Figure data in JSON
********************
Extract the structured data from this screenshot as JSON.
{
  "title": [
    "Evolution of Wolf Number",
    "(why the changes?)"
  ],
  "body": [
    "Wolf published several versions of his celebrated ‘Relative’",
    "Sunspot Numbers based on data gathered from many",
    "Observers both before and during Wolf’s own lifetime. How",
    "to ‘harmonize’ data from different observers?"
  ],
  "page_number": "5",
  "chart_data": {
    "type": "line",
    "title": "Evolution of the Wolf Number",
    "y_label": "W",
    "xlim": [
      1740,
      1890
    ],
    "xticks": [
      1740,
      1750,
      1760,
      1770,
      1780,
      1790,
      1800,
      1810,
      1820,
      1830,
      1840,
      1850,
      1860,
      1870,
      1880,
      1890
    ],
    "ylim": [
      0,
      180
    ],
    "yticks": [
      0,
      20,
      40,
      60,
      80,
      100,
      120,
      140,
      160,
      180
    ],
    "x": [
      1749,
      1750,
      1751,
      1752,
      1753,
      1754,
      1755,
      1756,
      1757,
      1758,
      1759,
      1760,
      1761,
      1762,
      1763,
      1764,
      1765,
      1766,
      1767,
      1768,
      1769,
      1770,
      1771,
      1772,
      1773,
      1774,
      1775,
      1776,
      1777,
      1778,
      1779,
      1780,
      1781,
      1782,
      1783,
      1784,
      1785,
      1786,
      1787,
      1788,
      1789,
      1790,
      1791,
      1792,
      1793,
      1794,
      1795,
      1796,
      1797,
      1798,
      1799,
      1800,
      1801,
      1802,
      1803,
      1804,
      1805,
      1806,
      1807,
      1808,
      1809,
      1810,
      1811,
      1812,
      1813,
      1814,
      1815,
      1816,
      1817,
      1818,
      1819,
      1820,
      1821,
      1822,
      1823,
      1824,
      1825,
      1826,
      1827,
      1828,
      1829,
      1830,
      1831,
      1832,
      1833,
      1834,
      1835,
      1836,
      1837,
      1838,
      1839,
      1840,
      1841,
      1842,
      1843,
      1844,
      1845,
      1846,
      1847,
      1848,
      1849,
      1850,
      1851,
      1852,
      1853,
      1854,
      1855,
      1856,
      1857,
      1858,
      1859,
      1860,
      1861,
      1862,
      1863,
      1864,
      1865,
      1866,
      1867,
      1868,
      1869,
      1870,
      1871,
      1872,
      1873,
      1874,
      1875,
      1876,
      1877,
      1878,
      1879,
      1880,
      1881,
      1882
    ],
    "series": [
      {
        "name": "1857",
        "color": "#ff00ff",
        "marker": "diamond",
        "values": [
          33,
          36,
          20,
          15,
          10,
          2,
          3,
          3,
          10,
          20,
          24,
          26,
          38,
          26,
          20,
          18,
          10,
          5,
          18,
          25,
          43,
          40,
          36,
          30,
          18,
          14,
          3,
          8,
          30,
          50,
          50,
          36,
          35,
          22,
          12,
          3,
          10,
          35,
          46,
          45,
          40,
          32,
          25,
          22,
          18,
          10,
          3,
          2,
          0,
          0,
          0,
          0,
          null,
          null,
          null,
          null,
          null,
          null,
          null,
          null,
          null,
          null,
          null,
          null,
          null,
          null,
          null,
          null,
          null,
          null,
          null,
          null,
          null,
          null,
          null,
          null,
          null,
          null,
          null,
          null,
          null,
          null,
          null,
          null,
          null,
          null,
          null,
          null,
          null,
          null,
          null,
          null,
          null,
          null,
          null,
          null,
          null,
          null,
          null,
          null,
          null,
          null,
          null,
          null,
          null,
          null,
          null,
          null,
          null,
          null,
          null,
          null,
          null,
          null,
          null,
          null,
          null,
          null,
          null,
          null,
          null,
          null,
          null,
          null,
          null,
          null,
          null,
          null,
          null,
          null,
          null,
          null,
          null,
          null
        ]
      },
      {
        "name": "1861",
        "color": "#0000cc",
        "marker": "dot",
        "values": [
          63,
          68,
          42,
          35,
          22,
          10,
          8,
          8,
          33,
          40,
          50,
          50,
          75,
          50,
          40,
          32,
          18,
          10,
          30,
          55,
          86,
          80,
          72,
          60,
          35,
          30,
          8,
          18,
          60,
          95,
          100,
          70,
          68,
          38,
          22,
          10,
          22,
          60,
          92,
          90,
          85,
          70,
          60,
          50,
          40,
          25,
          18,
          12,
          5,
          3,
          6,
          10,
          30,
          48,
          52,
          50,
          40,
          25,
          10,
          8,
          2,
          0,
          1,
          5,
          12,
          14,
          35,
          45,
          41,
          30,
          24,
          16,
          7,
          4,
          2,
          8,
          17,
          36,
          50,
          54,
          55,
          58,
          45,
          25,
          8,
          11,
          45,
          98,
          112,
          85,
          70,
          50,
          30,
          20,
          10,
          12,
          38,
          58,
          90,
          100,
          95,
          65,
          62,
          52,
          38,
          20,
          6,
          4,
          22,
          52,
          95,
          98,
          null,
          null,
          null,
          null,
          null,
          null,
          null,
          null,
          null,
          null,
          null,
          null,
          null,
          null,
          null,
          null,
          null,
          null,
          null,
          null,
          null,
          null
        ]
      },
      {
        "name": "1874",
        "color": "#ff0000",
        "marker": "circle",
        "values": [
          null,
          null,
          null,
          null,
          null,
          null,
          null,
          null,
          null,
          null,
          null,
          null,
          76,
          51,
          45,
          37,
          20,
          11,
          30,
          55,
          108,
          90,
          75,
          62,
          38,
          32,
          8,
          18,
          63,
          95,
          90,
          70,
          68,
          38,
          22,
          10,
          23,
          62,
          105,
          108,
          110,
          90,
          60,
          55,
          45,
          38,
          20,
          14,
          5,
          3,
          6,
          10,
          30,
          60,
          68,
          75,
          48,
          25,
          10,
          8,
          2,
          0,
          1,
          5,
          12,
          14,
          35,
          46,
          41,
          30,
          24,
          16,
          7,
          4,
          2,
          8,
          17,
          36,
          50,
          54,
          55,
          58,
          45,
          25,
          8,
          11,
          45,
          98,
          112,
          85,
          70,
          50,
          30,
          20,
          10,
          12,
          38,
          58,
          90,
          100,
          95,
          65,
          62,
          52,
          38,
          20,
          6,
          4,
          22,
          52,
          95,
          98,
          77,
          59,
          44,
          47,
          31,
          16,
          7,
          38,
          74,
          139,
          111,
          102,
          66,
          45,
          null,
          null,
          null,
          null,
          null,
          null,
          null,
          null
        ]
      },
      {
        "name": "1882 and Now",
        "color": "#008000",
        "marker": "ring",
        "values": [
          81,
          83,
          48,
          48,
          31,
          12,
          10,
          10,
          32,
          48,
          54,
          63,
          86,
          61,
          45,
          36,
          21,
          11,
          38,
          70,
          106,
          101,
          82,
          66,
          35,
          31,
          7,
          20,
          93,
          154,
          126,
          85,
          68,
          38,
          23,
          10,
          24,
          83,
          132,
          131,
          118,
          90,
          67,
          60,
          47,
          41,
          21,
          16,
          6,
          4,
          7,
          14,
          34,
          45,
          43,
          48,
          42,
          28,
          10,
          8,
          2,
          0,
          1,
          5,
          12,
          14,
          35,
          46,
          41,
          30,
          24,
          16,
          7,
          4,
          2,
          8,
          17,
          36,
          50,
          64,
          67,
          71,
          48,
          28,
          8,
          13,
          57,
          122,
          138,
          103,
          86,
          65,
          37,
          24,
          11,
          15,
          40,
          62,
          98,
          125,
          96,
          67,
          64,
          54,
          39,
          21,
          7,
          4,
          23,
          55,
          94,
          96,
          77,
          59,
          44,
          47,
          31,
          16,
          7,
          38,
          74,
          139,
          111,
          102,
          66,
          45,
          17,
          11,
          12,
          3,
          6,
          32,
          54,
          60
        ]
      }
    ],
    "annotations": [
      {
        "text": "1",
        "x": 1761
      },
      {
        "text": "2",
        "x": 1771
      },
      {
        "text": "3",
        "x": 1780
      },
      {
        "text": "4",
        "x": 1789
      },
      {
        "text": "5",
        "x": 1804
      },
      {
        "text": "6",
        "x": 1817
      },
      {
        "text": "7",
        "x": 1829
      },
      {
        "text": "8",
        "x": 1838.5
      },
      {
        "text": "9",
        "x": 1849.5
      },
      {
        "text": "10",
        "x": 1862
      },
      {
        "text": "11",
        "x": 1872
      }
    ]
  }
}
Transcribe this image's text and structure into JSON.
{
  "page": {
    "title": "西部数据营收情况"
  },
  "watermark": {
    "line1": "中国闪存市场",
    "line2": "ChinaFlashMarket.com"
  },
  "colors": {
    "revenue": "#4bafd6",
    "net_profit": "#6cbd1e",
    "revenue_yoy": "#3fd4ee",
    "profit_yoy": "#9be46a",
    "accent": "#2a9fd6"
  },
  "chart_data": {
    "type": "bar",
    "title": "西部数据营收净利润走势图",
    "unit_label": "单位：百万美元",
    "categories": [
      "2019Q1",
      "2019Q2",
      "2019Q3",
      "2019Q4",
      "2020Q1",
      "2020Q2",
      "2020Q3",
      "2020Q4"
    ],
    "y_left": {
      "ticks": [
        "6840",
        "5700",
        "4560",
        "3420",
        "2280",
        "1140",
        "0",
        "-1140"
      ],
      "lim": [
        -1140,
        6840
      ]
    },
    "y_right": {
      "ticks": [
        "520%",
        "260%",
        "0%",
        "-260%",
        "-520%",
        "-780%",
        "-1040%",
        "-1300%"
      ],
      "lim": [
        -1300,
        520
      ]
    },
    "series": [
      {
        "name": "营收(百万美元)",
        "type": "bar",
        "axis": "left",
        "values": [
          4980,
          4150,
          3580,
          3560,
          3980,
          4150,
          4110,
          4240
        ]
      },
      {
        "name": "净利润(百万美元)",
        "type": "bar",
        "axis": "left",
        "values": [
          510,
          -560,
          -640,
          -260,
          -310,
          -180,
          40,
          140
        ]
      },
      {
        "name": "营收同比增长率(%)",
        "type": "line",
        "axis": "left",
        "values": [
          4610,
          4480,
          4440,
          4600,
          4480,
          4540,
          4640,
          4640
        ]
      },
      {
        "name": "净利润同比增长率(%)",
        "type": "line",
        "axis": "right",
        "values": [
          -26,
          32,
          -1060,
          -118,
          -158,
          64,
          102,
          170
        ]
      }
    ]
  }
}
********************
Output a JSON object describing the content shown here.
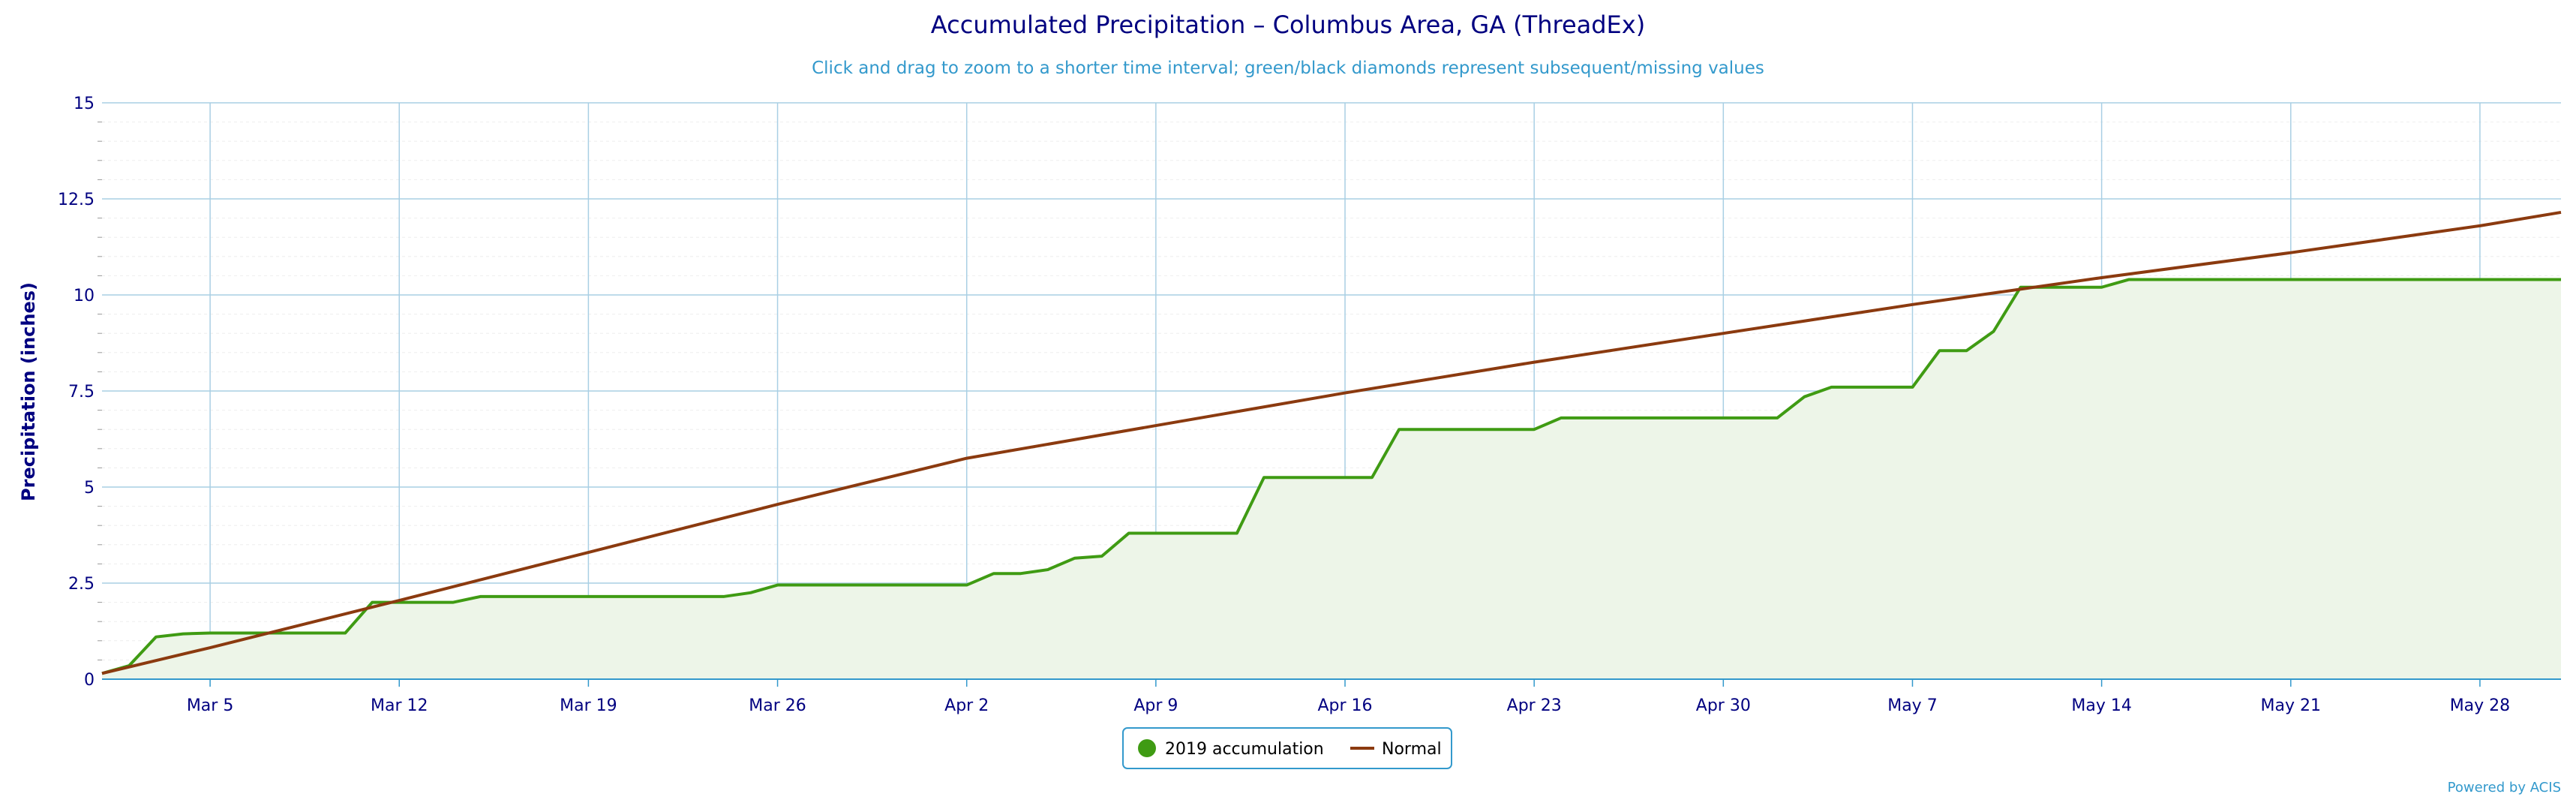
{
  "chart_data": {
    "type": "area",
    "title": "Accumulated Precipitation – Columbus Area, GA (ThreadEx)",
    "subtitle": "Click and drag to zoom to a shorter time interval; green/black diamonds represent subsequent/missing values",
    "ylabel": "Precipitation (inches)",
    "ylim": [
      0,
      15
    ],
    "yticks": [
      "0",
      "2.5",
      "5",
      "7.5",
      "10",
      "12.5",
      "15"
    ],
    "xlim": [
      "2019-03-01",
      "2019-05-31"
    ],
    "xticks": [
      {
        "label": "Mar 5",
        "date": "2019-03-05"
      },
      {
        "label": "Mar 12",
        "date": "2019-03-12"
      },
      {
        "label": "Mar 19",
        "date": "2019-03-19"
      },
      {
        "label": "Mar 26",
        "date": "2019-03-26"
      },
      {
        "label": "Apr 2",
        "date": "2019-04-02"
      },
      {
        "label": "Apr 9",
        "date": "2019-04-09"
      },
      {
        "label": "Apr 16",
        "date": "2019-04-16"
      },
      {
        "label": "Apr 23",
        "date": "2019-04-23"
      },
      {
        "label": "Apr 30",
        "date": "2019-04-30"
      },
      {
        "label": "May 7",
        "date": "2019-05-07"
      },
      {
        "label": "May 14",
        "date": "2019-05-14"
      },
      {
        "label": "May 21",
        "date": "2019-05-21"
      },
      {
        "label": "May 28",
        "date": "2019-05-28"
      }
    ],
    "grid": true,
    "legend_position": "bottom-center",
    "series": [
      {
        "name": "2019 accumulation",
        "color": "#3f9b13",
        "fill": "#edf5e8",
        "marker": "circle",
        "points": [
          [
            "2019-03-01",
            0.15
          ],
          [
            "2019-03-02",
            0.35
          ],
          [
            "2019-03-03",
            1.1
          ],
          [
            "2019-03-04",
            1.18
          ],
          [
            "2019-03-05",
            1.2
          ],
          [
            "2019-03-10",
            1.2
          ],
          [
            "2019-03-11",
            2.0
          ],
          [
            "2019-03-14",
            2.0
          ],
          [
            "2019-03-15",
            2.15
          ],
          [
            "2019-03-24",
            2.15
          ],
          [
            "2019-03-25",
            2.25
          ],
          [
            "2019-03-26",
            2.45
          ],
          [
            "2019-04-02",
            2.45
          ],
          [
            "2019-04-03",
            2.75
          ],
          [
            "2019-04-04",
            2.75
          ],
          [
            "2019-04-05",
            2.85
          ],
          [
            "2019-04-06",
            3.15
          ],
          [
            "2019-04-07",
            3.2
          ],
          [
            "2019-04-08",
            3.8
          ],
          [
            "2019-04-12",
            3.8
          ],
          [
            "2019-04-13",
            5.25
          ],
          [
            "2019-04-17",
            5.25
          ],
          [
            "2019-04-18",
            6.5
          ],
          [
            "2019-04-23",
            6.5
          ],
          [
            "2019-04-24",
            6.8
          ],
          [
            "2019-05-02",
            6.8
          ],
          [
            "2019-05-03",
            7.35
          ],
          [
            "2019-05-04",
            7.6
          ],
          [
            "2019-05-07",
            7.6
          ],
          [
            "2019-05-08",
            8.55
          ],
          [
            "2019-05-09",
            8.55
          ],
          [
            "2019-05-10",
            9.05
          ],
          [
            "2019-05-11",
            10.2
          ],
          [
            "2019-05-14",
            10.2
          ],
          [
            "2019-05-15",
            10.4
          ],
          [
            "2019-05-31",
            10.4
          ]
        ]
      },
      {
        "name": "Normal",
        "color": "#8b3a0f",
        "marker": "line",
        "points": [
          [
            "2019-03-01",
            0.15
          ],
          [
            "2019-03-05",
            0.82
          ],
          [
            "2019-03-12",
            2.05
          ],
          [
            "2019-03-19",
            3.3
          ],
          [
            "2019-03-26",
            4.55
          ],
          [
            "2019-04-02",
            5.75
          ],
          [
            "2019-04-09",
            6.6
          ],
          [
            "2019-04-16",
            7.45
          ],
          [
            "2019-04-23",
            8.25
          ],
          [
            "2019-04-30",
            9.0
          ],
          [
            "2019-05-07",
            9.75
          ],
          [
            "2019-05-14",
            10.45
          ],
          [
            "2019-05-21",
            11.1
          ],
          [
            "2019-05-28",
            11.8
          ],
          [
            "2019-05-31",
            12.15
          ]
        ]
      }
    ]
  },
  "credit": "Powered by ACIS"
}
********************
Gather each line in the entries above where the string "type" is found.

    "type": "line",
    "type": "bar",
        "type": "bar",
        "type": "bar",
        "type": "line",
        "type": "line",
    "type": "area",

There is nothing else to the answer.